## What you have to do
Comb the records below for the string "pflegenahversorgung" and copy each line where it turns up.

— BEGIN Dataset content —

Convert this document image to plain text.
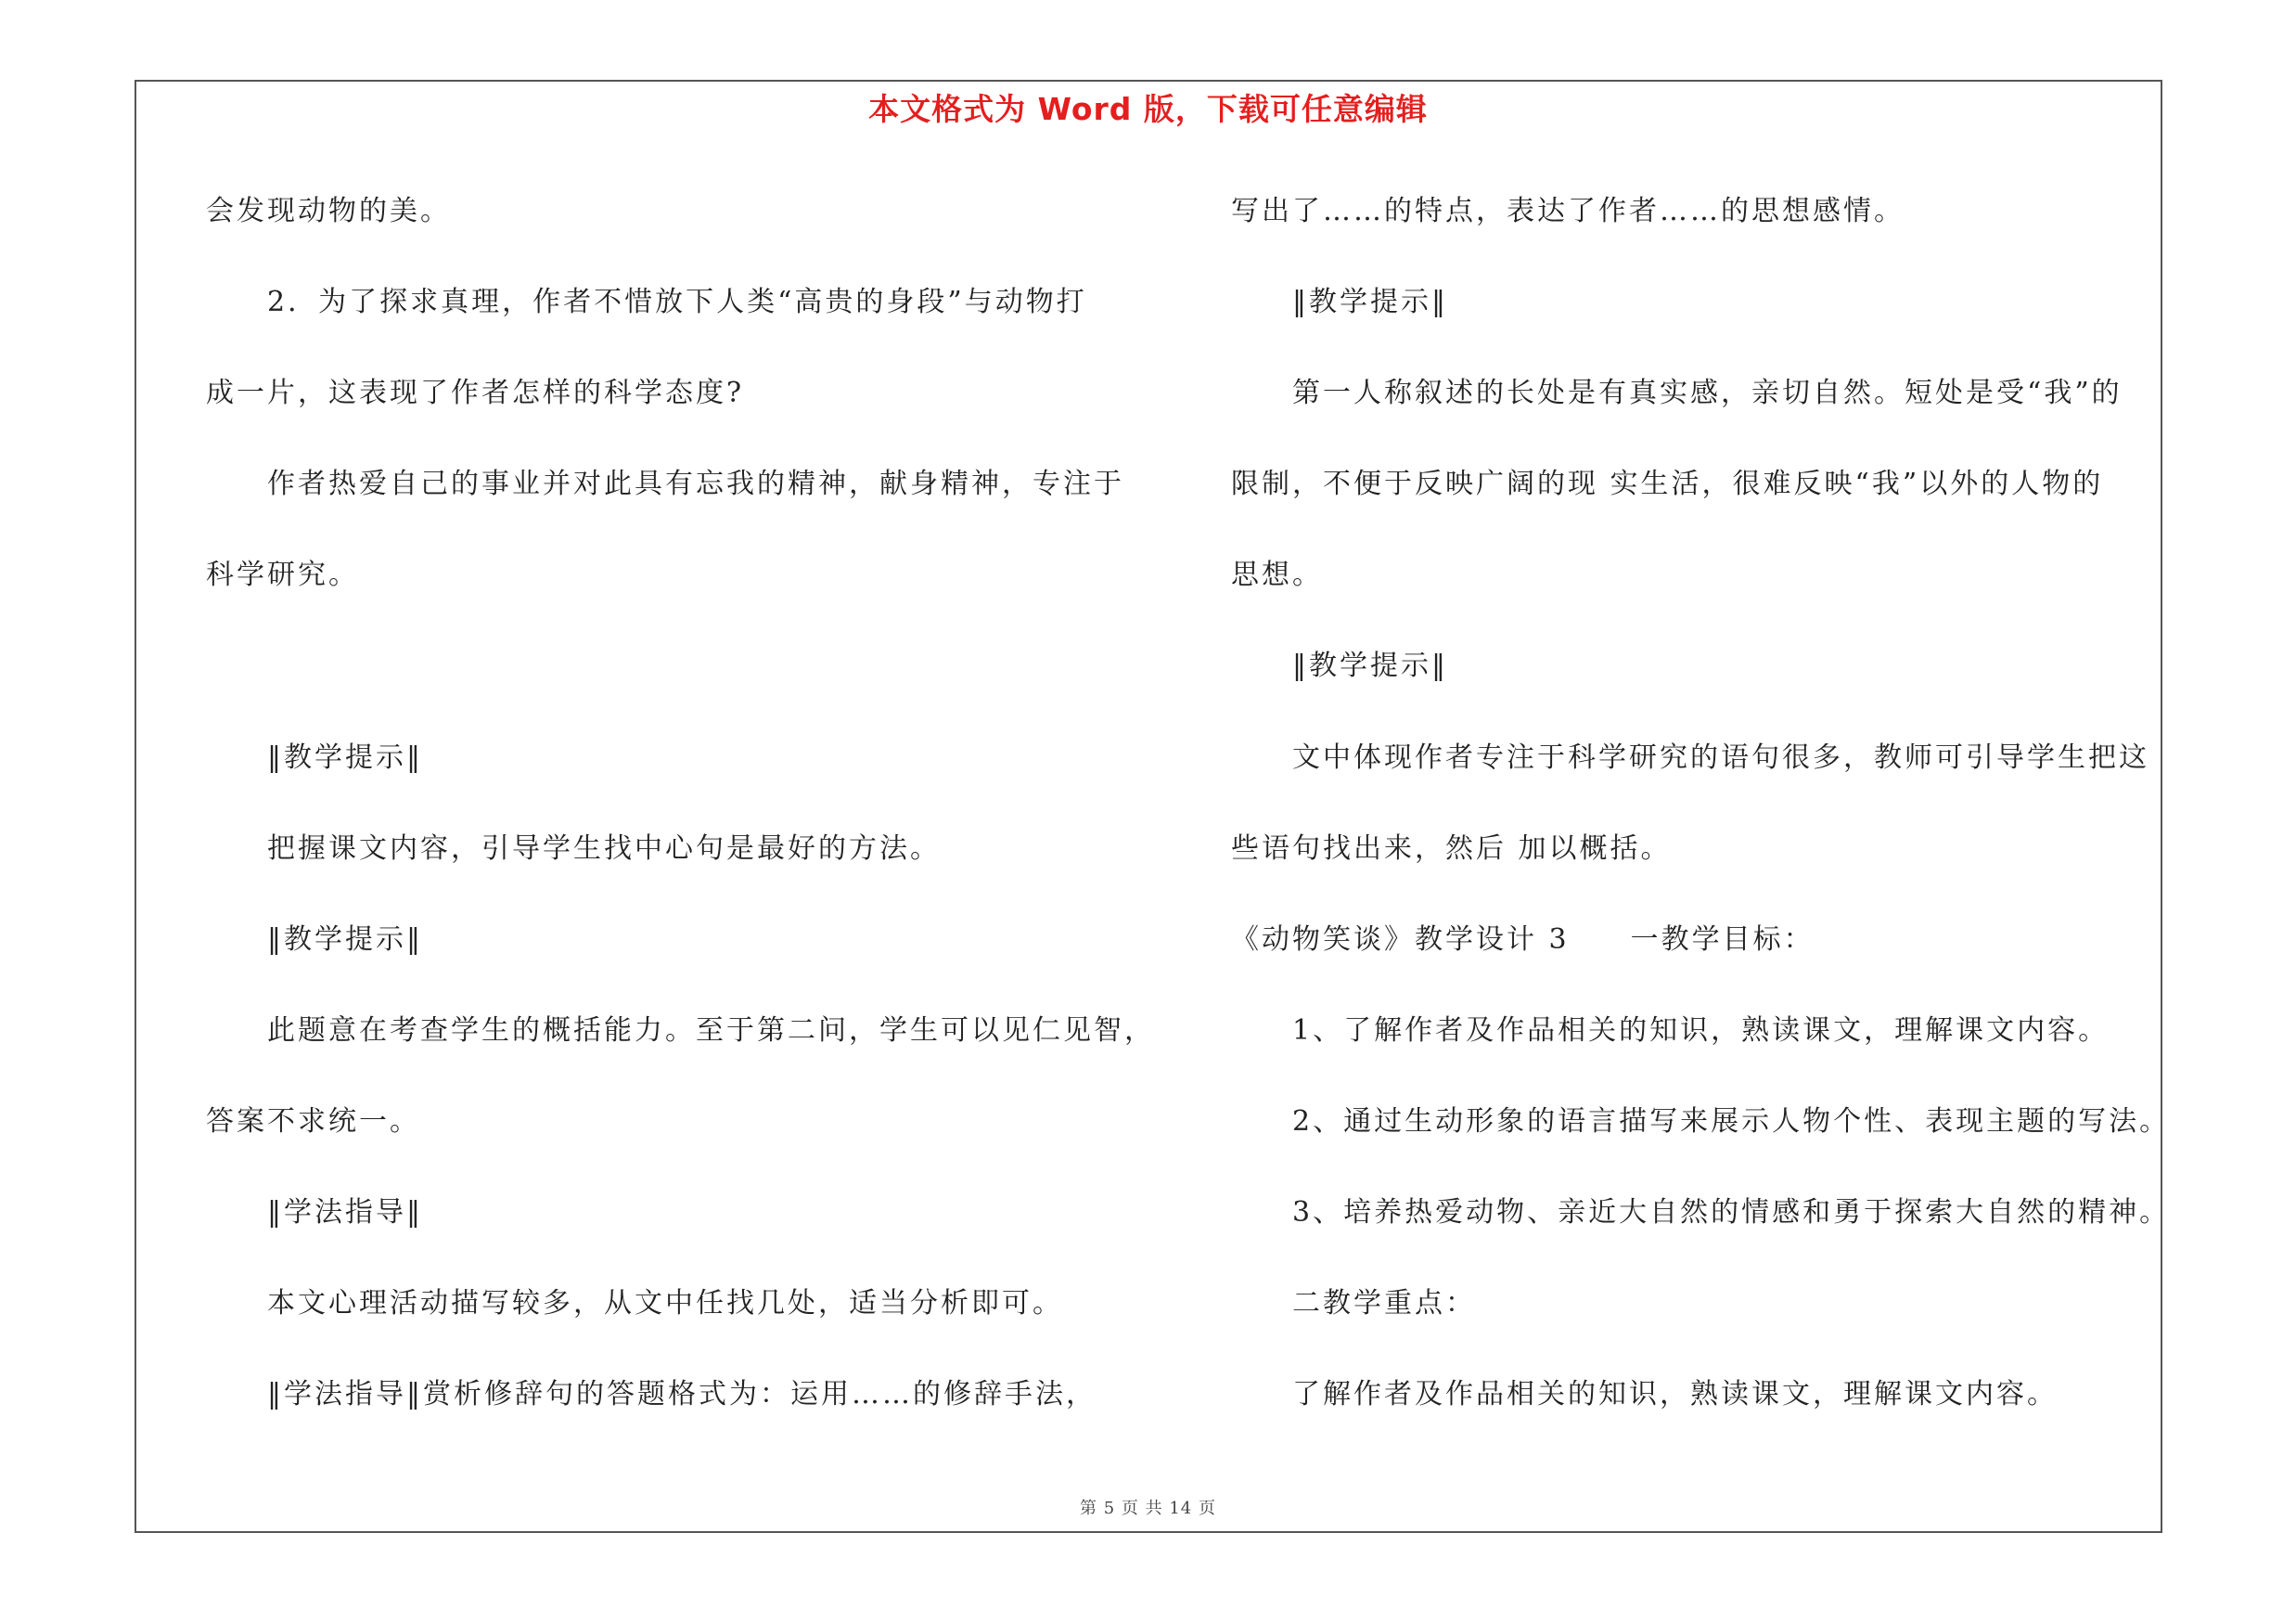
本文格式为 Word 版，下载可任意编辑
会发现动物的美。
2．为了探求真理，作者不惜放下人类“高贵的身段”与动物打
成一片，这表现了作者怎样的科学态度?
作者热爱自己的事业并对此具有忘我的精神，献身精神，专注于
科学研究。
‖教学提示‖
把握课文内容，引导学生找中心句是最好的方法。
‖教学提示‖
此题意在考查学生的概括能力。至于第二问，学生可以见仁见智，
答案不求统一。
‖学法指导‖
本文心理活动描写较多，从文中任找几处，适当分析即可。
‖学法指导‖赏析修辞句的答题格式为：运用……的修辞手法，
写出了……的特点，表达了作者……的思想感情。
‖教学提示‖
第一人称叙述的长处是有真实感，亲切自然。短处是受“我”的
限制，不便于反映广阔的现 实生活，很难反映“我”以外的人物的
思想。
‖教学提示‖
文中体现作者专注于科学研究的语句很多，教师可引导学生把这
些语句找出来，然后 加以概括。
《动物笑谈》教学设计 3　　一教学目标：
1、了解作者及作品相关的知识，熟读课文，理解课文内容。
2、通过生动形象的语言描写来展示人物个性、表现主题的写法。
3、培养热爱动物、亲近大自然的情感和勇于探索大自然的精神。
二教学重点：
了解作者及作品相关的知识，熟读课文，理解课文内容。
第 5 页 共 14 页
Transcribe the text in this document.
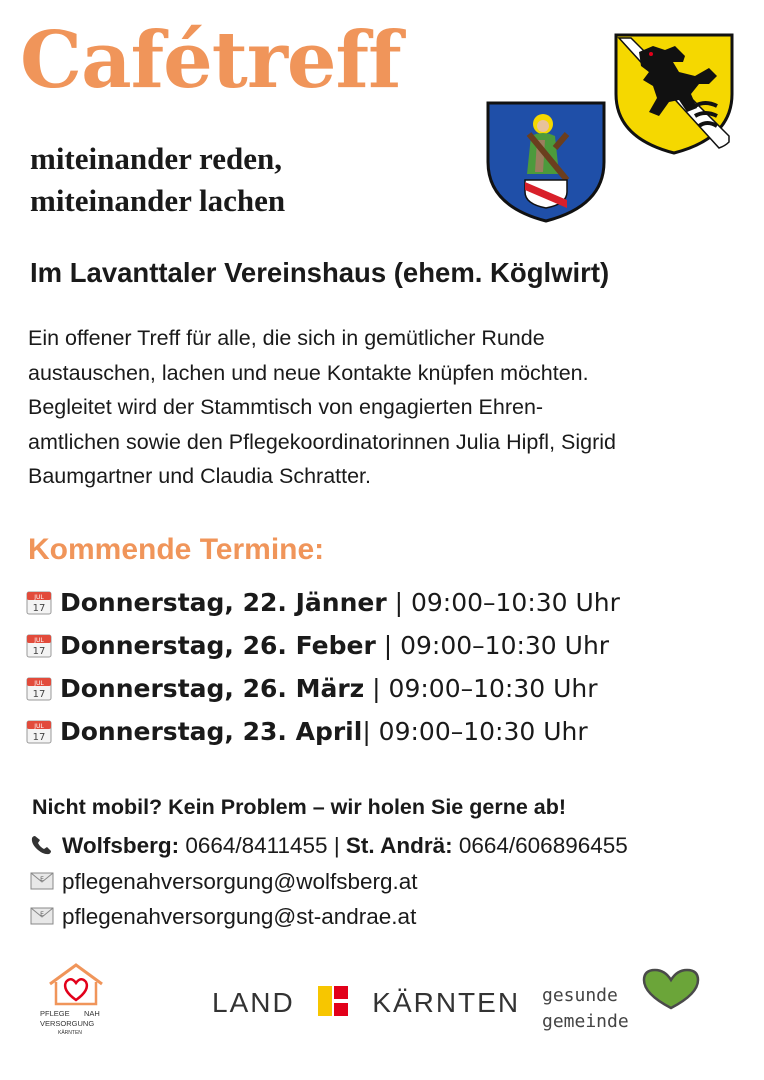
Cafétreff
miteinander reden,
miteinander lachen
Im Lavanttaler Vereinshaus (ehem. Köglwirt)
Ein offener Treff für alle, die sich in gemütlicher Runde
austauschen, lachen und neue Kontakte knüpfen möchten.
Begleitet wird der Stammtisch von engagierten Ehren-
amtlichen sowie den Pflegekoordinatorinnen Julia Hipfl, Sigrid
Baumgartner und Claudia Schratter.
Kommende Termine:
JUL
17 Donnerstag, 22. Jänner | 09:00–10:30 Uhr
JUL
17 Donnerstag, 26. Feber | 09:00–10:30 Uhr
JUL
17 Donnerstag, 26. März | 09:00–10:30 Uhr
JUL
17 Donnerstag, 23. April| 09:00–10:30 Uhr
Nicht mobil? Kein Problem – wir holen Sie gerne ab!
Wolfsberg: 0664/8411455 | St. Andrä: 0664/606896455
E pflegenahversorgung@wolfsberg.at
E pflegenahversorgung@st-andrae.at
PFLEGE NAH
VERSORGUNG
KÄRNTEN
LAND	KÄRNTEN gesunde
gemeinde
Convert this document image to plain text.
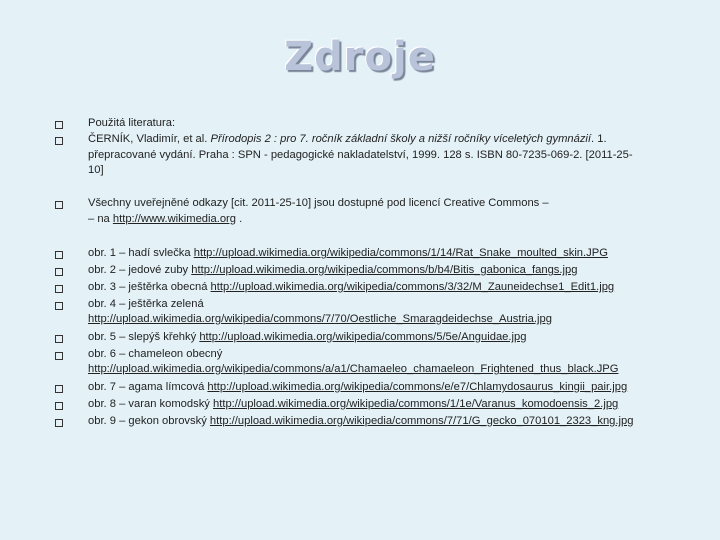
Zdroje
Použitá literatura:
ČERNÍK, Vladimír, et al. Přírodopis 2 : pro 7. ročník základní školy a nižší ročníky víceletých gymnázií. 1.
přepracované vydání. Praha : SPN - pedagogické nakladatelství, 1999. 128 s. ISBN 80-7235-069-2. [2011-25-
10]
Všechny uveřejněné odkazy [cit. 2011-25-10] jsou dostupné pod licencí Creative Commons –
– na http://www.wikimedia.org .
obr. 1 – hadí svlečka http://upload.wikimedia.org/wikipedia/commons/1/14/Rat_Snake_moulted_skin.JPG
obr. 2 – jedové zuby http://upload.wikimedia.org/wikipedia/commons/b/b4/Bitis_gabonica_fangs.jpg
obr. 3 – ještěrka obecná http://upload.wikimedia.org/wikipedia/commons/3/32/M_Zauneidechse1_Edit1.jpg
obr. 4 – ještěrka zelená
http://upload.wikimedia.org/wikipedia/commons/7/70/Oestliche_Smaragdeidechse_Austria.jpg
obr. 5 – slepýš křehký http://upload.wikimedia.org/wikipedia/commons/5/5e/Anguidae.jpg
obr. 6 – chameleon obecný
http://upload.wikimedia.org/wikipedia/commons/a/a1/Chamaeleo_chamaeleon_Frightened_thus_black.JPG
obr. 7 – agama límcová http://upload.wikimedia.org/wikipedia/commons/e/e7/Chlamydosaurus_kingii_pair.jpg
obr. 8 – varan komodský http://upload.wikimedia.org/wikipedia/commons/1/1e/Varanus_komodoensis_2.jpg
obr. 9 – gekon obrovský http://upload.wikimedia.org/wikipedia/commons/7/71/G_gecko_070101_2323_kng.jpg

— END Dataset content —

## Final answer
E pflegenahversorgung@wolfsberg.at
E pflegenahversorgung@st-andrae.at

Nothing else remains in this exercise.